▸ **Stated goal**:
Transcribe each record below word for word.

— START OF Provided material —

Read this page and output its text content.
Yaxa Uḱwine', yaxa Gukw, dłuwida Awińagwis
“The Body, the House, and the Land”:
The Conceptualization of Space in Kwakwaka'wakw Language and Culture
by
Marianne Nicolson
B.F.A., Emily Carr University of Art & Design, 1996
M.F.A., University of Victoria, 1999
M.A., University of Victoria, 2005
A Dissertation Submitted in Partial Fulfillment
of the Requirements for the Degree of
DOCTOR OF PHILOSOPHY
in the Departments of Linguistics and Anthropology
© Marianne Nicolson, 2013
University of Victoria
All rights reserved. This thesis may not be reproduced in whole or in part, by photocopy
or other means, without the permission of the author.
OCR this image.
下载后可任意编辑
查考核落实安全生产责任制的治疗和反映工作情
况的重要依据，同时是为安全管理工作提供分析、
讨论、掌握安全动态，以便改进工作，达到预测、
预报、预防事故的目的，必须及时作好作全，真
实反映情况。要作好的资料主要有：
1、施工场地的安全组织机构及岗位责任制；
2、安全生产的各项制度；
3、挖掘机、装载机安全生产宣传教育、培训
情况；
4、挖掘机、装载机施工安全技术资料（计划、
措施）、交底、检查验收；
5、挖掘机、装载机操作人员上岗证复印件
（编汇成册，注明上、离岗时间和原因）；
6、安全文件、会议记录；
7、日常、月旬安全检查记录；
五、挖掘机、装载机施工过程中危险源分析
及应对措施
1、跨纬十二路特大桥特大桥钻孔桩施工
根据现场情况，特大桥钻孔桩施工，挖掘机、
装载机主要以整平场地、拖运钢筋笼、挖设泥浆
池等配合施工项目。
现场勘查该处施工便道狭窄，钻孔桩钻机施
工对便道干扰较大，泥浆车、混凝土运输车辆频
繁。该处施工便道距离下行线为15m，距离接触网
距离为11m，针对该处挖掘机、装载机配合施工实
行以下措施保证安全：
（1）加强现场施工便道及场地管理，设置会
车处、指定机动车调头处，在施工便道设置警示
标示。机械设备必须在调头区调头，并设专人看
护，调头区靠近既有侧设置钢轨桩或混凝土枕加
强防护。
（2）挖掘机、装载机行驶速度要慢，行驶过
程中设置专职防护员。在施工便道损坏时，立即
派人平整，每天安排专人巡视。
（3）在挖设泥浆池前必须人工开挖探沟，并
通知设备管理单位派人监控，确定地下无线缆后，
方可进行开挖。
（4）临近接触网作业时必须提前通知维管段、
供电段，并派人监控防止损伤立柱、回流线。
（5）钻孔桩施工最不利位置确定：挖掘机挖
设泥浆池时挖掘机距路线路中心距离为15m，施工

— END OF Provided material —

▸ **Solution to this problem**:
Read this page and output its text content.
Yaxa Uḱwine', yaxa Gukw, dłuwida Awińagwis
“The Body, the House, and the Land”:
The Conceptualization of Space in Kwakwaka'wakw Language and Culture
by
Marianne Nicolson
B.F.A., Emily Carr University of Art & Design, 1996
M.F.A., University of Victoria, 1999
M.A., University of Victoria, 2005
A Dissertation Submitted in Partial Fulfillment
of the Requirements for the Degree of
DOCTOR OF PHILOSOPHY
in the Departments of Linguistics and Anthropology
© Marianne Nicolson, 2013
University of Victoria
All rights reserved. This thesis may not be reproduced in whole or in part, by photocopy
or other means, without the permission of the author.
OCR this image.
下载后可任意编辑
查考核落实安全生产责任制的治疗和反映工作情
况的重要依据，同时是为安全管理工作提供分析、
讨论、掌握安全动态，以便改进工作，达到预测、
预报、预防事故的目的，必须及时作好作全，真
实反映情况。要作好的资料主要有：
1、施工场地的安全组织机构及岗位责任制；
2、安全生产的各项制度；
3、挖掘机、装载机安全生产宣传教育、培训
情况；
4、挖掘机、装载机施工安全技术资料（计划、
措施）、交底、检查验收；
5、挖掘机、装载机操作人员上岗证复印件
（编汇成册，注明上、离岗时间和原因）；
6、安全文件、会议记录；
7、日常、月旬安全检查记录；
五、挖掘机、装载机施工过程中危险源分析
及应对措施
1、跨纬十二路特大桥特大桥钻孔桩施工
根据现场情况，特大桥钻孔桩施工，挖掘机、
装载机主要以整平场地、拖运钢筋笼、挖设泥浆
池等配合施工项目。
现场勘查该处施工便道狭窄，钻孔桩钻机施
工对便道干扰较大，泥浆车、混凝土运输车辆频
繁。该处施工便道距离下行线为15m，距离接触网
距离为11m，针对该处挖掘机、装载机配合施工实
行以下措施保证安全：
（1）加强现场施工便道及场地管理，设置会
车处、指定机动车调头处，在施工便道设置警示
标示。机械设备必须在调头区调头，并设专人看
护，调头区靠近既有侧设置钢轨桩或混凝土枕加
强防护。
（2）挖掘机、装载机行驶速度要慢，行驶过
程中设置专职防护员。在施工便道损坏时，立即
派人平整，每天安排专人巡视。
（3）在挖设泥浆池前必须人工开挖探沟，并
通知设备管理单位派人监控，确定地下无线缆后，
方可进行开挖。
（4）临近接触网作业时必须提前通知维管段、
供电段，并派人监控防止损伤立柱、回流线。
（5）钻孔桩施工最不利位置确定：挖掘机挖
设泥浆池时挖掘机距路线路中心距离为15m，施工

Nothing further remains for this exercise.